▸ **STATED GOAL**
List every line in this data where the string "JSON" occurs.

— begin INFORMATION GIVEN —

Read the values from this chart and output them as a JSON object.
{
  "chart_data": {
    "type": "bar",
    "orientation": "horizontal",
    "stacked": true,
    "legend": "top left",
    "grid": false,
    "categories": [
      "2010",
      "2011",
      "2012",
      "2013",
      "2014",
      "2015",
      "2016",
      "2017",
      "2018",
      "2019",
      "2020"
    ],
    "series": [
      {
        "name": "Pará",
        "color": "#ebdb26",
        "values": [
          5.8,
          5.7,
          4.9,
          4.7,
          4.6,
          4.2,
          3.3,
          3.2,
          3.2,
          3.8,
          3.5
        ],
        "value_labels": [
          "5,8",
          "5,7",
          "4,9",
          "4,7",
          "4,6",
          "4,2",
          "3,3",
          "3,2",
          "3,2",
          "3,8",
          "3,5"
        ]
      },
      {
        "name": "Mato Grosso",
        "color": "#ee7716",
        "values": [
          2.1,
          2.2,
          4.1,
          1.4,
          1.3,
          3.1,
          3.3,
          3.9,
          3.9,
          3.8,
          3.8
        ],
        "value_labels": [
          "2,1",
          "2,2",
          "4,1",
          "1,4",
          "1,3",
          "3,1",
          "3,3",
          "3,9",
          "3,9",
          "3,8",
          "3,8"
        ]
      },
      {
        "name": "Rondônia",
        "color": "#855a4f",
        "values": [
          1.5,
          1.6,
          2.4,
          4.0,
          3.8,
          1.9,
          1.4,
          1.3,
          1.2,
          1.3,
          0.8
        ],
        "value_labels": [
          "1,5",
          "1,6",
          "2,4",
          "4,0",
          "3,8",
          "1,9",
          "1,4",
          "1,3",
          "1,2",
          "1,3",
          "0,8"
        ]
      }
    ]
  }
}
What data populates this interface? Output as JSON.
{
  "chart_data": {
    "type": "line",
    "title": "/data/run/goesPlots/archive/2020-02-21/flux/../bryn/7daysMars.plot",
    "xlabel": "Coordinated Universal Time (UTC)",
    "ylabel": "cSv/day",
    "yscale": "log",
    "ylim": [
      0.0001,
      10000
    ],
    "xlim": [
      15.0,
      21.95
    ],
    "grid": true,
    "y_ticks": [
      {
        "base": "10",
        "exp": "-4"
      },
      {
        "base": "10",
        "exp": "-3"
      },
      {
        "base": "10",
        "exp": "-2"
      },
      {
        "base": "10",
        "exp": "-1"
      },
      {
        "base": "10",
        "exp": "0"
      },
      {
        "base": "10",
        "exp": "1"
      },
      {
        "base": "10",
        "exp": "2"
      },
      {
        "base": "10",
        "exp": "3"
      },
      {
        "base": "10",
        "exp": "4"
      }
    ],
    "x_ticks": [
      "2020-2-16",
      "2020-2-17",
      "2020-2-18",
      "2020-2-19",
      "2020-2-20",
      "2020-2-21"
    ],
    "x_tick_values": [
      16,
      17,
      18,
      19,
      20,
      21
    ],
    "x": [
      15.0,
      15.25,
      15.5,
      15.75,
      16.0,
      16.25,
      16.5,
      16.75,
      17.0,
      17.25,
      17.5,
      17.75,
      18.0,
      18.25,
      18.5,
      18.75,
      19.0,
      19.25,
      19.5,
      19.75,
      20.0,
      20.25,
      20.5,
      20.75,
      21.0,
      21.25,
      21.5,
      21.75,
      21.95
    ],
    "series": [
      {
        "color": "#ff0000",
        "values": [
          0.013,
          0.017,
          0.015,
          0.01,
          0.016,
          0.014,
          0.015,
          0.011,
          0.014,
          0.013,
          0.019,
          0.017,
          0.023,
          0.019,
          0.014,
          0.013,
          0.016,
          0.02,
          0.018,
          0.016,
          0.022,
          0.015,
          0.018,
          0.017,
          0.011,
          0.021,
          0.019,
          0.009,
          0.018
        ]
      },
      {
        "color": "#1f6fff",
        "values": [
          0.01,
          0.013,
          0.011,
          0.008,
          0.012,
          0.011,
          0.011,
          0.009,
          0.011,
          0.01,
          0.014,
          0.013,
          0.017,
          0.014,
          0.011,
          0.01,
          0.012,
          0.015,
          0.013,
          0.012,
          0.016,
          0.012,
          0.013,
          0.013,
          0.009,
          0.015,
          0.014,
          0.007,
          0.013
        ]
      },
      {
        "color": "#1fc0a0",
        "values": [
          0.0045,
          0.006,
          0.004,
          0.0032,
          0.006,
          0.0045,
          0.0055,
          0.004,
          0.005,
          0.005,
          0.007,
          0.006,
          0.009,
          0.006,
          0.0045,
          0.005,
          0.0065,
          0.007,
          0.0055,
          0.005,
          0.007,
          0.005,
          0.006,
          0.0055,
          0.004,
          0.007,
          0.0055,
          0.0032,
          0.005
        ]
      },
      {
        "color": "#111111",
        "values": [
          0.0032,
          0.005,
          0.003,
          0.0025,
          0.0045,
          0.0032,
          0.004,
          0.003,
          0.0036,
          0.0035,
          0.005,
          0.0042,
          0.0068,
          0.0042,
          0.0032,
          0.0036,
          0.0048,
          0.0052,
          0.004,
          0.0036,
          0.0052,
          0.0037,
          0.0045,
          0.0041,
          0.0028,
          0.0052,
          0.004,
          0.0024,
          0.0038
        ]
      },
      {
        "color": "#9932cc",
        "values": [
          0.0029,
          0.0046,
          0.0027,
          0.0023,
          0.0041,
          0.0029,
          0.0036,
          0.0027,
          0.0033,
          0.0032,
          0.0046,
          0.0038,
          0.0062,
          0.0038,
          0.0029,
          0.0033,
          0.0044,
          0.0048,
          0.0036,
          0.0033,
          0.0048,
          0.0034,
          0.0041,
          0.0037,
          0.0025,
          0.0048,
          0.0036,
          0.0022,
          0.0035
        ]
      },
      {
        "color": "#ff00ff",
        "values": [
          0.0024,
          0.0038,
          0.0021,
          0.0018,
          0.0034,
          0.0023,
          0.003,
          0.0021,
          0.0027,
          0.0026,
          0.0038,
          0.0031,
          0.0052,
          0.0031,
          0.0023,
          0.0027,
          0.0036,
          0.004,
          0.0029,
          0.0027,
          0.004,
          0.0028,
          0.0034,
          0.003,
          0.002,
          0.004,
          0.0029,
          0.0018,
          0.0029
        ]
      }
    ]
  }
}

— end INFORMATION GIVEN —

▸ **EXERCISE ANSWER**
Read the values from this chart and output them as a JSON object.
What data populates this interface? Output as JSON.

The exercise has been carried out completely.